— MATERIAL FOR THE TASK —

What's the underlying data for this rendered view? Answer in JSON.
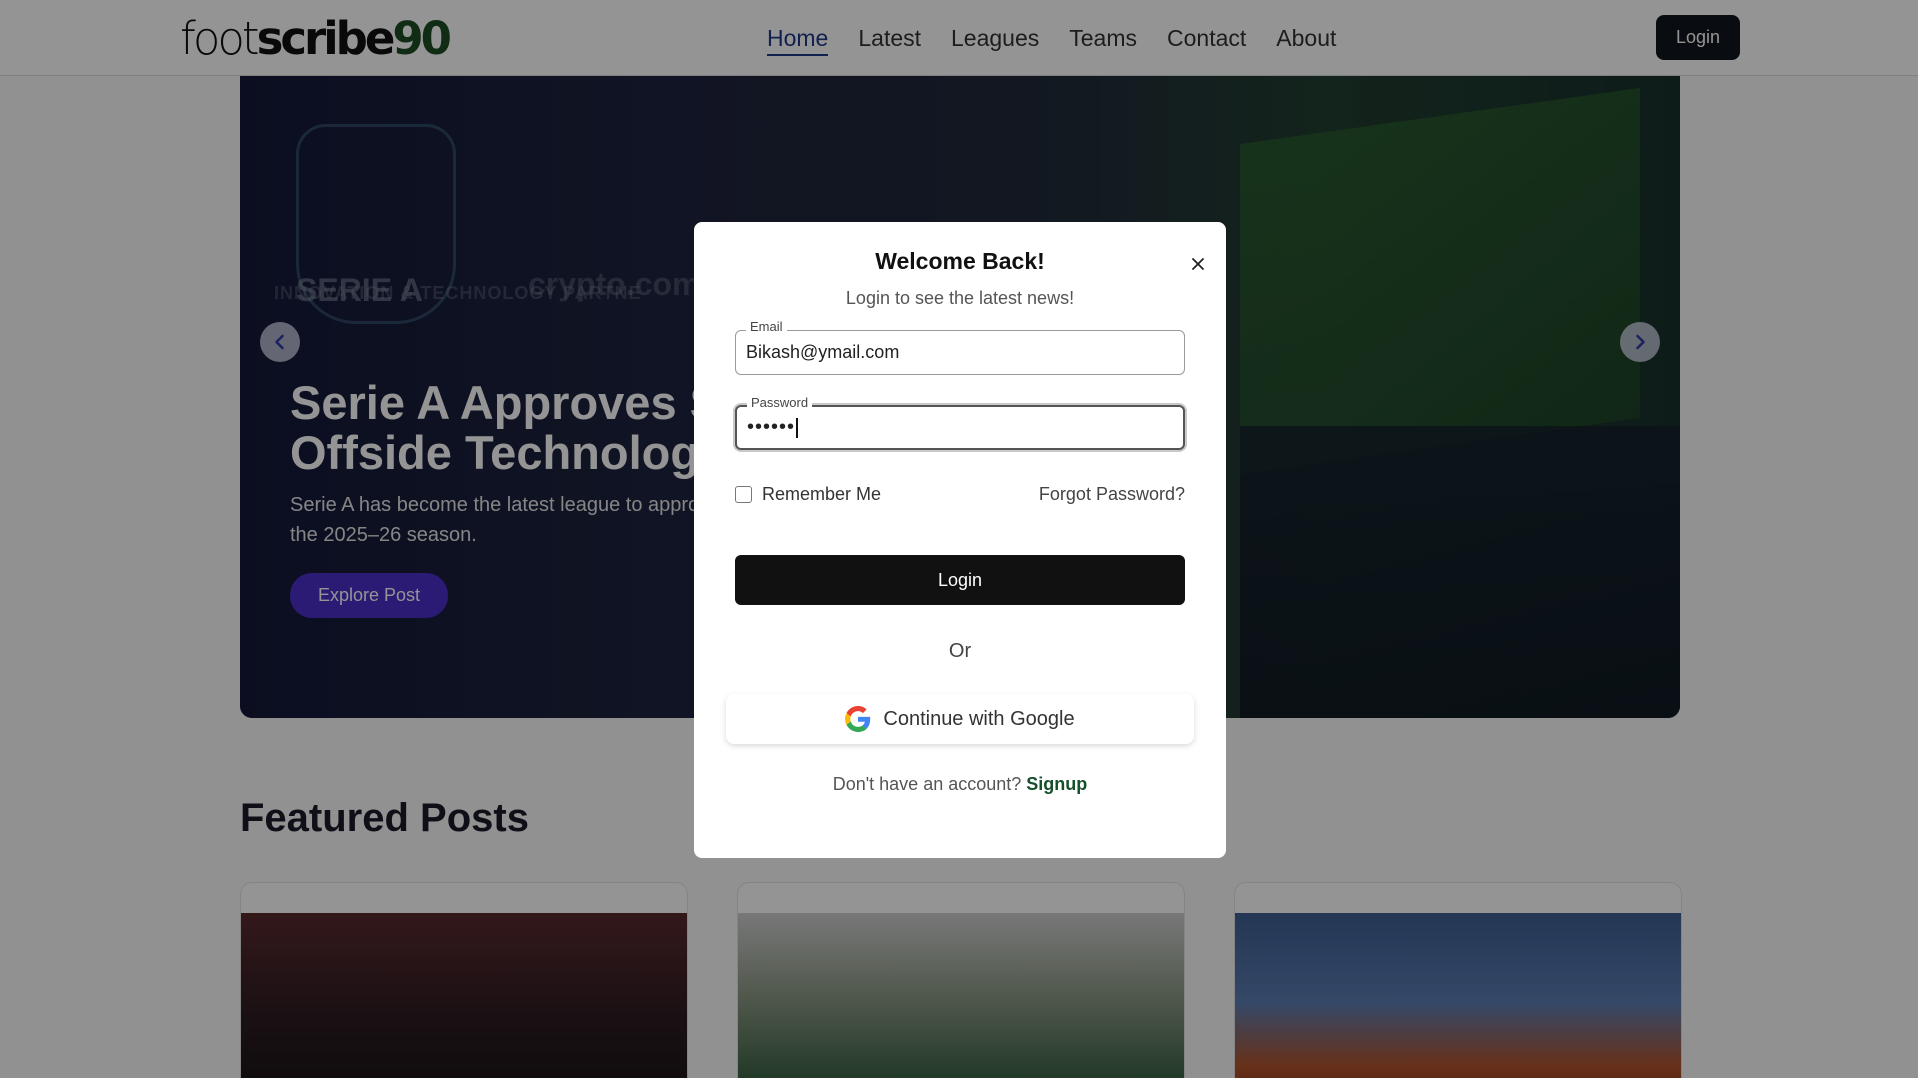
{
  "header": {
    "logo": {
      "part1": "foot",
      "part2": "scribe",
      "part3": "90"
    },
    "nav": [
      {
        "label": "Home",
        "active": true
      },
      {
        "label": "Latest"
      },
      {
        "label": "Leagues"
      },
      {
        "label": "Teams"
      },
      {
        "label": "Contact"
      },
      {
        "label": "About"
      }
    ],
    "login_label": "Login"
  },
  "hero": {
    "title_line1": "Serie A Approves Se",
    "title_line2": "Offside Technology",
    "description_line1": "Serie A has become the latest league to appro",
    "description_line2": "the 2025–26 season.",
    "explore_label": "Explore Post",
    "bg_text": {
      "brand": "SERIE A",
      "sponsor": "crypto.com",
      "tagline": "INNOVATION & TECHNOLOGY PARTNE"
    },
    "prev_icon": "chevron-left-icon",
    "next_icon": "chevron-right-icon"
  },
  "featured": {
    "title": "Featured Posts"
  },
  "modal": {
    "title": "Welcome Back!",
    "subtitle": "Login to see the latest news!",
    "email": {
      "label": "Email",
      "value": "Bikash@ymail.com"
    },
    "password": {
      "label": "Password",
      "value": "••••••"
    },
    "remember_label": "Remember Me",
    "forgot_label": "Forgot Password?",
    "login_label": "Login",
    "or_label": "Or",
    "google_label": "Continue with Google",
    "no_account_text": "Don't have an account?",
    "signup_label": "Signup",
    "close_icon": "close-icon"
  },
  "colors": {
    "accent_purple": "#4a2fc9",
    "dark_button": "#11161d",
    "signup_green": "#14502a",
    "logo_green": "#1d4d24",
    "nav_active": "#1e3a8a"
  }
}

--

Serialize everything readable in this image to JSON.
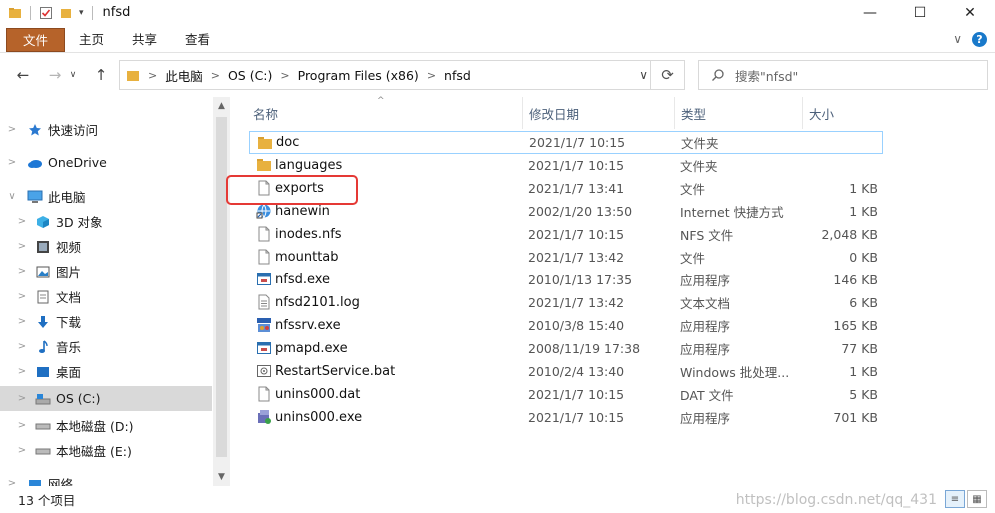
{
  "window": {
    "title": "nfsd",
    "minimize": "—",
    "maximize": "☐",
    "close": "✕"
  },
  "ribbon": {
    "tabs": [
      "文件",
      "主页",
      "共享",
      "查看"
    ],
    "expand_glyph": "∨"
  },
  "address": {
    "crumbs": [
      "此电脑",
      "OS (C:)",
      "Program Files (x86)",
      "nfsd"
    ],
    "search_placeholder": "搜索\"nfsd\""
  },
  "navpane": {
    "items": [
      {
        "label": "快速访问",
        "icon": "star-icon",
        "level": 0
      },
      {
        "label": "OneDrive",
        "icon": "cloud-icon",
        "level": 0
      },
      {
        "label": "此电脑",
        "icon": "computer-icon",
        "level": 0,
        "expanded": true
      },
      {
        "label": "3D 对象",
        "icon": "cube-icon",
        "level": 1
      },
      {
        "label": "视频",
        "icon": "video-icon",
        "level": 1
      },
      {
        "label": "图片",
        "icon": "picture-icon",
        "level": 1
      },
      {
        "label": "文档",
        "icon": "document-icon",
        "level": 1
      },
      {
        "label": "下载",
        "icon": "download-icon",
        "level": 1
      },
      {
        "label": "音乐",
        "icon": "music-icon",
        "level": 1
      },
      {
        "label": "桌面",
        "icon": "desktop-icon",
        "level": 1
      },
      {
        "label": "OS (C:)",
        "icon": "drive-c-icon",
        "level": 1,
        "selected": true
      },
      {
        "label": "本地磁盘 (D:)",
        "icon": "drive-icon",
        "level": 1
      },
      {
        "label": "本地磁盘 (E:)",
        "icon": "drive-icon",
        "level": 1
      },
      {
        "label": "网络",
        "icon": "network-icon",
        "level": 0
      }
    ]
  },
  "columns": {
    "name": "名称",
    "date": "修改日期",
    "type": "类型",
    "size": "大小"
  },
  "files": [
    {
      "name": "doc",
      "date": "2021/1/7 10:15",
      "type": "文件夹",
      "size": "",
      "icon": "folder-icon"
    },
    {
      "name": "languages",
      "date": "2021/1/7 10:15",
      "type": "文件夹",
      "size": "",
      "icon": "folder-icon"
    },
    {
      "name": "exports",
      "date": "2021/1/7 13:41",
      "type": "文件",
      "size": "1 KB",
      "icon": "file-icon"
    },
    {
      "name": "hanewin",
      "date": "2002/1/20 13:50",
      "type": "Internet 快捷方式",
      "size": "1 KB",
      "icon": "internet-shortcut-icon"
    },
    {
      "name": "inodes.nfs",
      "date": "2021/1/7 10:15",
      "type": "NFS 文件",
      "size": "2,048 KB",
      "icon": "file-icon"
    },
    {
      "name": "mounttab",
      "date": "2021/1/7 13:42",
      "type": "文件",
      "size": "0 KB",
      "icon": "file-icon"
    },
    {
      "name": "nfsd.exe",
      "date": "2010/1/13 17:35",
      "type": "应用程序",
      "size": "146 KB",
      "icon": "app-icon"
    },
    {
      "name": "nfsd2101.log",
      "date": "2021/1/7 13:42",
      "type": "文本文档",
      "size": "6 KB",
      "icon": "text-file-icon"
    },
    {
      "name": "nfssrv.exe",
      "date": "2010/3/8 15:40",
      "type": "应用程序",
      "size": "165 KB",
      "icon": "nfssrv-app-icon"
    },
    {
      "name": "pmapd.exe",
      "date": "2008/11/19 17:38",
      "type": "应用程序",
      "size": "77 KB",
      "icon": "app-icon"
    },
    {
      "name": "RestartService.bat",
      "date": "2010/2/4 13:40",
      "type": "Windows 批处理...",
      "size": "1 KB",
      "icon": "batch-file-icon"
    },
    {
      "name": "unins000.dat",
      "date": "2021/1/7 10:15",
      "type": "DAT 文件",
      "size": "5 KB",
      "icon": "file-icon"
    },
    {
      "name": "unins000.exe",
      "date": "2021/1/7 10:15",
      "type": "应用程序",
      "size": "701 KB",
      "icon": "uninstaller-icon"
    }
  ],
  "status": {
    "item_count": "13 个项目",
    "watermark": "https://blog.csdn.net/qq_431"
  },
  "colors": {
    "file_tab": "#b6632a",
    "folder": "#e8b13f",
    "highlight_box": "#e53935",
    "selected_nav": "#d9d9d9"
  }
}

— EXERCISE AIM —
Of all the lines in the entries, how many contain the word "chevron"? Give only the number.

— EXERCISE SOLUTION —
2